■ Requirements:
#1 List every section heading that appears below the main title of the ionization energy text.
#2 In the ionization energy text, print the passage from "What we can" up to and including "is further away.".

■ Quoted text:
%%
# Ionization Energy

Ionization energy is simple terms can be described as a measure of the difficulty in removing an electron from an atom or ion or the tendency of an atom or ion to surrender an electron. The loss of electron usually happens in the ground state of the chemical species.

Alternatively, we can also state that ionization or ionisation energy is the measure of strength (attractive forces) by which an electron is held in a place.

## What is Ionization Energy?

In more technical terms we can describe ionization energy as the minimum energy that an electron in a gaseous atom or ion has to absorb to come out of the influence of the nucleus. It is also sometimes referred to as ionization potential and is usually an endothermic process.

What we can deduce further is that ionization energy gives us an idea of the reactivity of chemical compounds. It can also be used to determine the strength of chemical bonds. It is measured either in units of electronvolts or kJ/mol.

Depending on the ionization of molecules which often leads to changes in molecular geometry, ionization energy can be either adiabatic ionization energy or vertical ionization energy.

## Factors Governing Ionization Energy

Normally, when the ionization energy is high it will be more difficult to remove an electron. There are also several factors that govern the attraction forces.

• If the nucleus is positively charged then the electrons are strongly attracted to it.
• If an electron lies near or close to the nucleus then the attraction will be greater than the one when the electron is further away.
• If there are more electrons between the outer level and the nucleus the attraction forces are less.
• When there are two electrons in the same orbital they experience some form of repulsion. Now, this creates disturbances in the attraction of the nucleus. In essence, ionization energy will be less in paired electrons as they can be removed easily.

### Ionization Energy and Bohr’s Atomic Model

Atomic ionization energy can be further be predicted using Bohr’s model of an atom. His model predicts the presence of several paths for the electron to go around the nucleus containing protons and neutrons. Each path or orbit is at a fixed distance from the nucleus. Each orbit also represents fixed energy. Electron is a particle and will have the energy of the orbit present. A particle can absorb energy and jump to the next higher orbits of higher energy. If more energy is available and absorbed, the electron will come out of force of attraction of the nucleus, which means out of the atom.
%%
■ Source excerpt:
%%
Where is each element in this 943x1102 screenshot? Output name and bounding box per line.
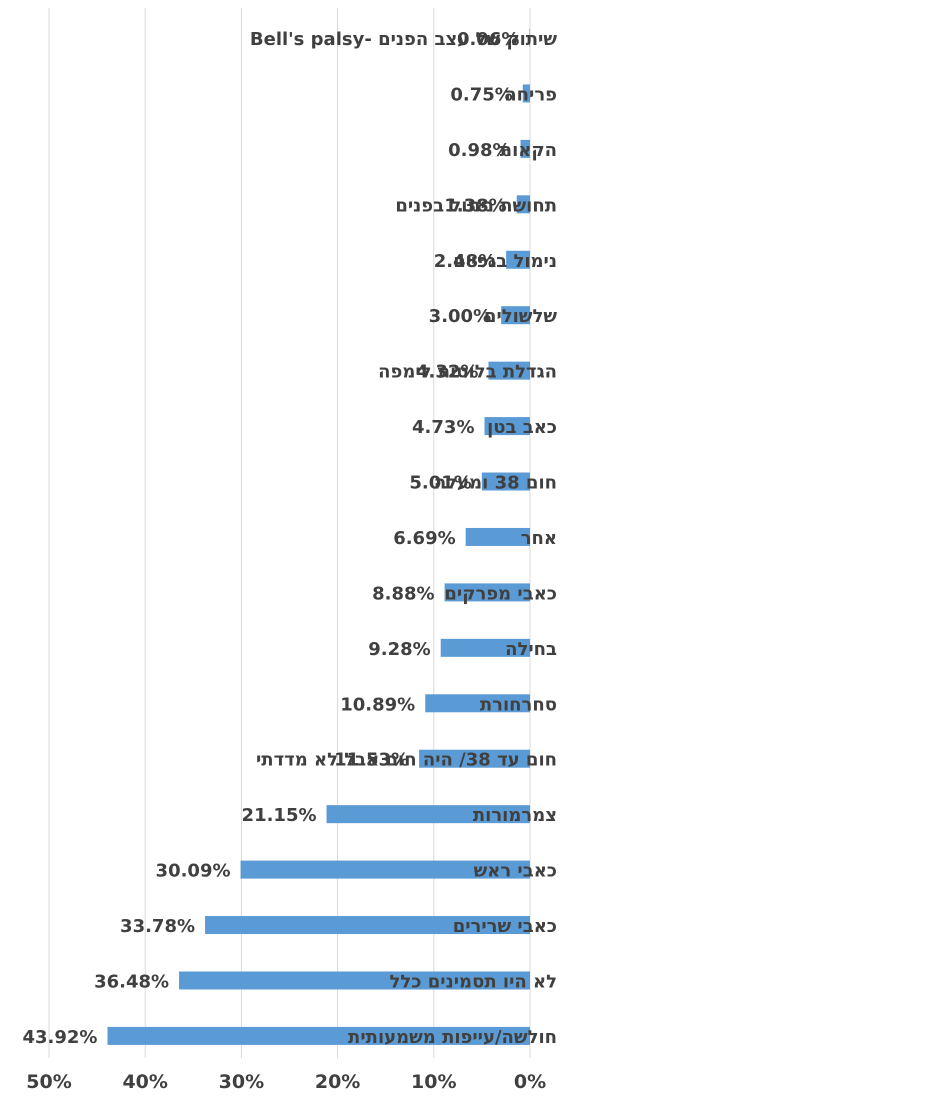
%%
■ Solutions per task:
#1
What is Ionization Energy?
Factors Governing Ionization Energy
Ionization Energy and Bohr’s Atomic Model

#2
What we can deduce further is that ionization energy gives us an idea of the reactivity of chemical compounds. It can also be used to determine the strength of chemical bonds. It is measured either in units of electronvolts or kJ/mol.

Depending on the ionization of molecules which often leads to changes in molecular geometry, ionization energy can be either adiabatic ionization energy or vertical ionization energy.

## Factors Governing Ionization Energy

Normally, when the ionization energy is high it will be more difficult to remove an electron. There are also several factors that govern the attraction forces.

• If the nucleus is positively charged then the electrons are strongly attracted to it.
• If an electron lies near or close to the nucleus then the attraction will be greater than the one when the electron is further away.